-- Start Available data --

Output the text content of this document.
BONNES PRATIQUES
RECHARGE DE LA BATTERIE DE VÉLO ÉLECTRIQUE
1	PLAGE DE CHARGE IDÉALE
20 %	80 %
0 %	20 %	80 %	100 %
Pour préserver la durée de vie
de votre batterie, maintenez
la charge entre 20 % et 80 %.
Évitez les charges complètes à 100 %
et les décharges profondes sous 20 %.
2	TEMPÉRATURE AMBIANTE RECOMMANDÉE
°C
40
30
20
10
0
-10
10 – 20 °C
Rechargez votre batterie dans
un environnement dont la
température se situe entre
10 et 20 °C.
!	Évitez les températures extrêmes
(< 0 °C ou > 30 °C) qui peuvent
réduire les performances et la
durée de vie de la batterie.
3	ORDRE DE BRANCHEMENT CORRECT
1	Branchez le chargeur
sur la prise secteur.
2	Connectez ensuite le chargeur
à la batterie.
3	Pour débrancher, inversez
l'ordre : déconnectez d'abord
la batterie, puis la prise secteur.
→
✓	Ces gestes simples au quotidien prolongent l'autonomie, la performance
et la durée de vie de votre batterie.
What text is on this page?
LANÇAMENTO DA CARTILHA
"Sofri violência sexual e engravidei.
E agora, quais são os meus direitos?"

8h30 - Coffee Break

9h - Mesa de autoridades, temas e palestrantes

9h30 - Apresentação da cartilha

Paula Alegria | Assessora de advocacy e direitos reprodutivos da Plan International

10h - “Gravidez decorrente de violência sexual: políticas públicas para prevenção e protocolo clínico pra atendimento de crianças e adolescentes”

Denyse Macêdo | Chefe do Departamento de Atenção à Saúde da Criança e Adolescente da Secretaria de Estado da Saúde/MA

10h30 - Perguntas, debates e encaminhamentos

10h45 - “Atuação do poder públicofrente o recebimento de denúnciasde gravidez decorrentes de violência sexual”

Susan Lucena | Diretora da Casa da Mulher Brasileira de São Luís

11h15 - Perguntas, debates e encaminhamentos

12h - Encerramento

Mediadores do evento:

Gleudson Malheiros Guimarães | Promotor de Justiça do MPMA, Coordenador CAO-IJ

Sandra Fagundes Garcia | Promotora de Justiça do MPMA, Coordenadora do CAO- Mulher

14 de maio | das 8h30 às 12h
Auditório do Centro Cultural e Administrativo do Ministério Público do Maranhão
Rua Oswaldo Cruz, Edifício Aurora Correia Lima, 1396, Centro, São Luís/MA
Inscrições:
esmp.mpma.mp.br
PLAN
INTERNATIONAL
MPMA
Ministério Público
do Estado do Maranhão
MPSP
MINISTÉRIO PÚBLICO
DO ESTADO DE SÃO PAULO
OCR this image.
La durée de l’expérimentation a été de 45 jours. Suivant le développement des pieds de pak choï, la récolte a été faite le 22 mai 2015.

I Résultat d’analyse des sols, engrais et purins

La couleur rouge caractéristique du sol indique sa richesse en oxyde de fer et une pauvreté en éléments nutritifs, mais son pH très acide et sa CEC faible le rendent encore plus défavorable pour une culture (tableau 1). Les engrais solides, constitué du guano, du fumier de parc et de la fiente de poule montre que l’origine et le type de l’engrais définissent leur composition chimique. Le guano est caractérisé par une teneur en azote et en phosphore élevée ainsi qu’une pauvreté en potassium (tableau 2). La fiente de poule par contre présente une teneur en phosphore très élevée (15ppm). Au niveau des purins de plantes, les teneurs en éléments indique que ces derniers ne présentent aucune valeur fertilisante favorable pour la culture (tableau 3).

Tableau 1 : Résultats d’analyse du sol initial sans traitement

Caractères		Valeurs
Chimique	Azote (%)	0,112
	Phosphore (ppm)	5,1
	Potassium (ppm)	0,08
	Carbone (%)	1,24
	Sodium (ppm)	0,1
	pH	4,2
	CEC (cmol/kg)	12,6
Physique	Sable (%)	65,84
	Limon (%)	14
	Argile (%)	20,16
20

-- End Available data --

Transcribe the material above in its entirety. Match it exactly.

• Exercise output
Output the text content of this document.
BONNES PRATIQUES
RECHARGE DE LA BATTERIE DE VÉLO ÉLECTRIQUE
1	PLAGE DE CHARGE IDÉALE
20 %	80 %
0 %	20 %	80 %	100 %
Pour préserver la durée de vie
de votre batterie, maintenez
la charge entre 20 % et 80 %.
Évitez les charges complètes à 100 %
et les décharges profondes sous 20 %.
2	TEMPÉRATURE AMBIANTE RECOMMANDÉE
°C
40
30
20
10
0
-10
10 – 20 °C
Rechargez votre batterie dans
un environnement dont la
température se situe entre
10 et 20 °C.
!	Évitez les températures extrêmes
(< 0 °C ou > 30 °C) qui peuvent
réduire les performances et la
durée de vie de la batterie.
3	ORDRE DE BRANCHEMENT CORRECT
1	Branchez le chargeur
sur la prise secteur.
2	Connectez ensuite le chargeur
à la batterie.
3	Pour débrancher, inversez
l'ordre : déconnectez d'abord
la batterie, puis la prise secteur.
→
✓	Ces gestes simples au quotidien prolongent l'autonomie, la performance
et la durée de vie de votre batterie.
What text is on this page?
LANÇAMENTO DA CARTILHA
"Sofri violência sexual e engravidei.
E agora, quais são os meus direitos?"

8h30 - Coffee Break

9h - Mesa de autoridades, temas e palestrantes

9h30 - Apresentação da cartilha

Paula Alegria | Assessora de advocacy e direitos reprodutivos da Plan International

10h - “Gravidez decorrente de violência sexual: políticas públicas para prevenção e protocolo clínico pra atendimento de crianças e adolescentes”

Denyse Macêdo | Chefe do Departamento de Atenção à Saúde da Criança e Adolescente da Secretaria de Estado da Saúde/MA

10h30 - Perguntas, debates e encaminhamentos

10h45 - “Atuação do poder públicofrente o recebimento de denúnciasde gravidez decorrentes de violência sexual”

Susan Lucena | Diretora da Casa da Mulher Brasileira de São Luís

11h15 - Perguntas, debates e encaminhamentos

12h - Encerramento

Mediadores do evento:

Gleudson Malheiros Guimarães | Promotor de Justiça do MPMA, Coordenador CAO-IJ

Sandra Fagundes Garcia | Promotora de Justiça do MPMA, Coordenadora do CAO- Mulher

14 de maio | das 8h30 às 12h
Auditório do Centro Cultural e Administrativo do Ministério Público do Maranhão
Rua Oswaldo Cruz, Edifício Aurora Correia Lima, 1396, Centro, São Luís/MA
Inscrições:
esmp.mpma.mp.br
PLAN
INTERNATIONAL
MPMA
Ministério Público
do Estado do Maranhão
MPSP
MINISTÉRIO PÚBLICO
DO ESTADO DE SÃO PAULO
OCR this image.
La durée de l’expérimentation a été de 45 jours. Suivant le développement des pieds de pak choï, la récolte a été faite le 22 mai 2015.

I Résultat d’analyse des sols, engrais et purins

La couleur rouge caractéristique du sol indique sa richesse en oxyde de fer et une pauvreté en éléments nutritifs, mais son pH très acide et sa CEC faible le rendent encore plus défavorable pour une culture (tableau 1). Les engrais solides, constitué du guano, du fumier de parc et de la fiente de poule montre que l’origine et le type de l’engrais définissent leur composition chimique. Le guano est caractérisé par une teneur en azote et en phosphore élevée ainsi qu’une pauvreté en potassium (tableau 2). La fiente de poule par contre présente une teneur en phosphore très élevée (15ppm). Au niveau des purins de plantes, les teneurs en éléments indique que ces derniers ne présentent aucune valeur fertilisante favorable pour la culture (tableau 3).

Tableau 1 : Résultats d’analyse du sol initial sans traitement

Caractères		Valeurs
Chimique	Azote (%)	0,112
	Phosphore (ppm)	5,1
	Potassium (ppm)	0,08
	Carbone (%)	1,24
	Sodium (ppm)	0,1
	pH	4,2
	CEC (cmol/kg)	12,6
Physique	Sable (%)	65,84
	Limon (%)	14
	Argile (%)	20,16
20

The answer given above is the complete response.